**Problem description**: Copy out the records precisely, omitting pictures.

______________________________

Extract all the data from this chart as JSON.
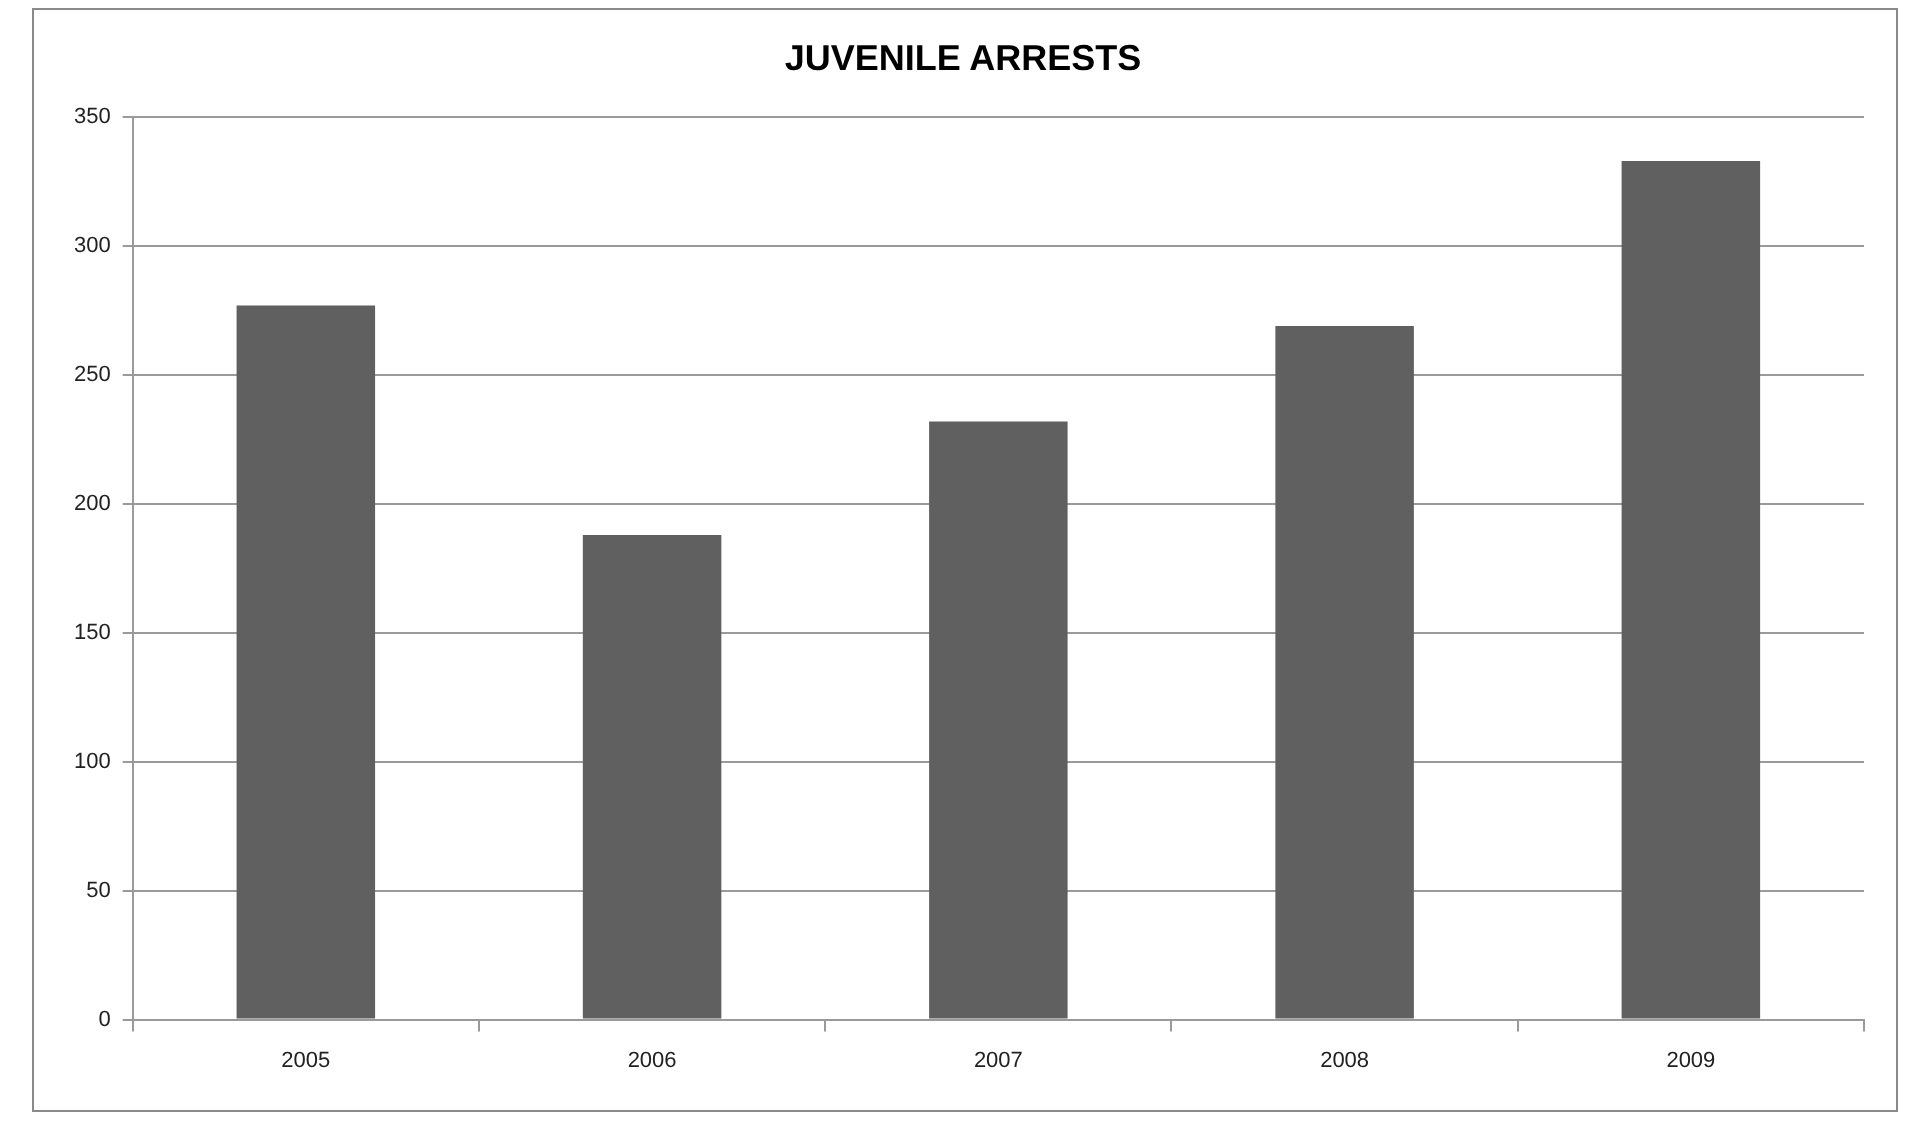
{
  "chart_data": {
    "type": "bar",
    "title": "JUVENILE ARRESTS",
    "categories": [
      "2005",
      "2006",
      "2007",
      "2008",
      "2009"
    ],
    "values": [
      277,
      188,
      232,
      269,
      333
    ],
    "color": "#606060",
    "ylim": [
      0,
      350
    ],
    "yticks": [
      0,
      50,
      100,
      150,
      200,
      250,
      300,
      350
    ],
    "grid": "y"
  }
}
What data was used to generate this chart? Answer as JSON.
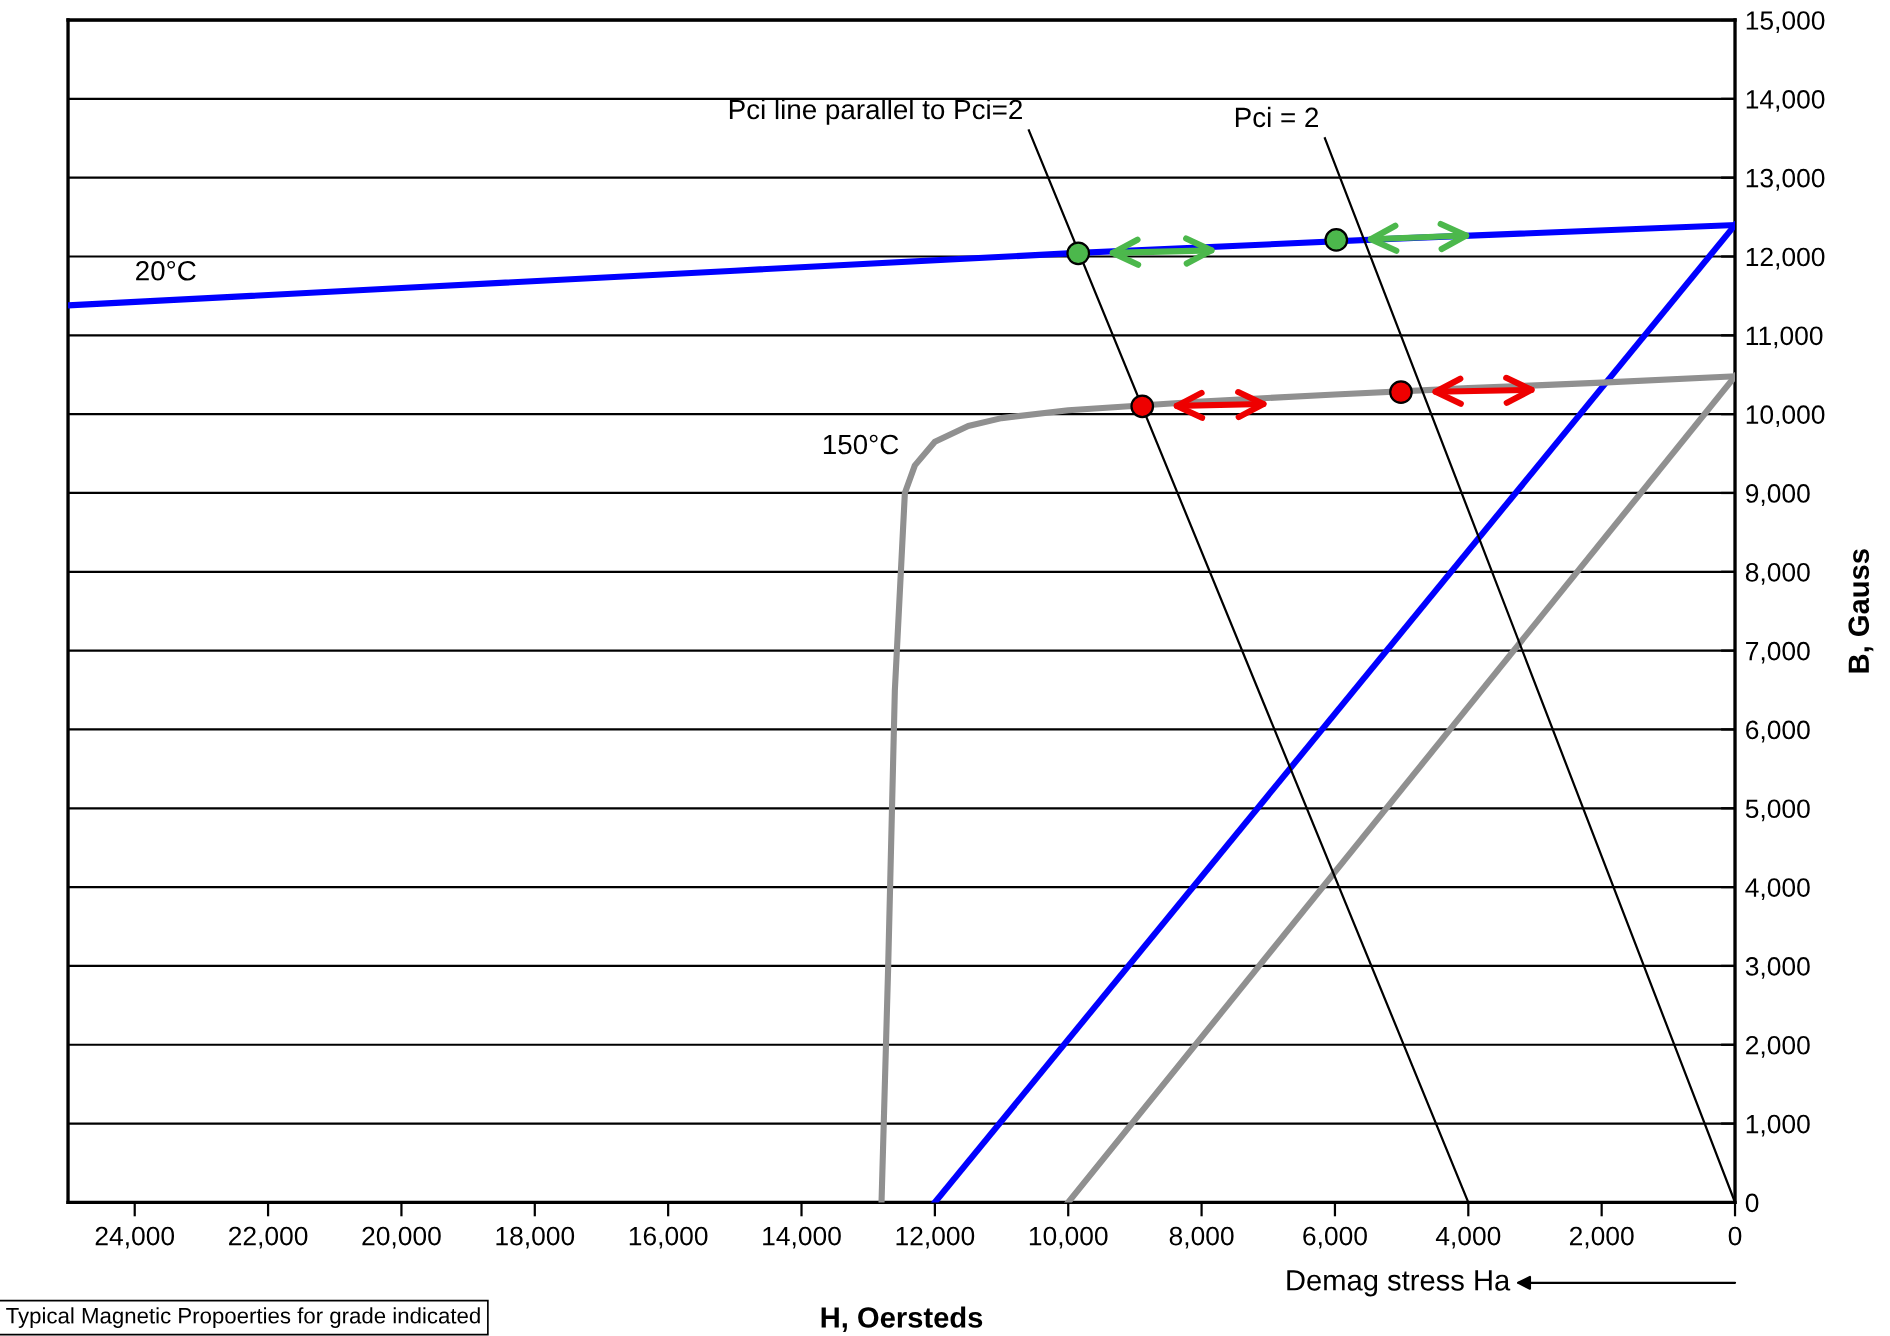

______________________________

**Answer to this exercise**:
Extract all the data from this chart as JSON.
{
  "chart_data": {
    "type": "bar",
    "title": "JUVENILE ARRESTS",
    "categories": [
      "2005",
      "2006",
      "2007",
      "2008",
      "2009"
    ],
    "values": [
      277,
      188,
      232,
      269,
      333
    ],
    "color": "#606060",
    "ylim": [
      0,
      350
    ],
    "yticks": [
      0,
      50,
      100,
      150,
      200,
      250,
      300,
      350
    ],
    "grid": "y"
  }
}
What data was used to generate this chart? Answer as JSON.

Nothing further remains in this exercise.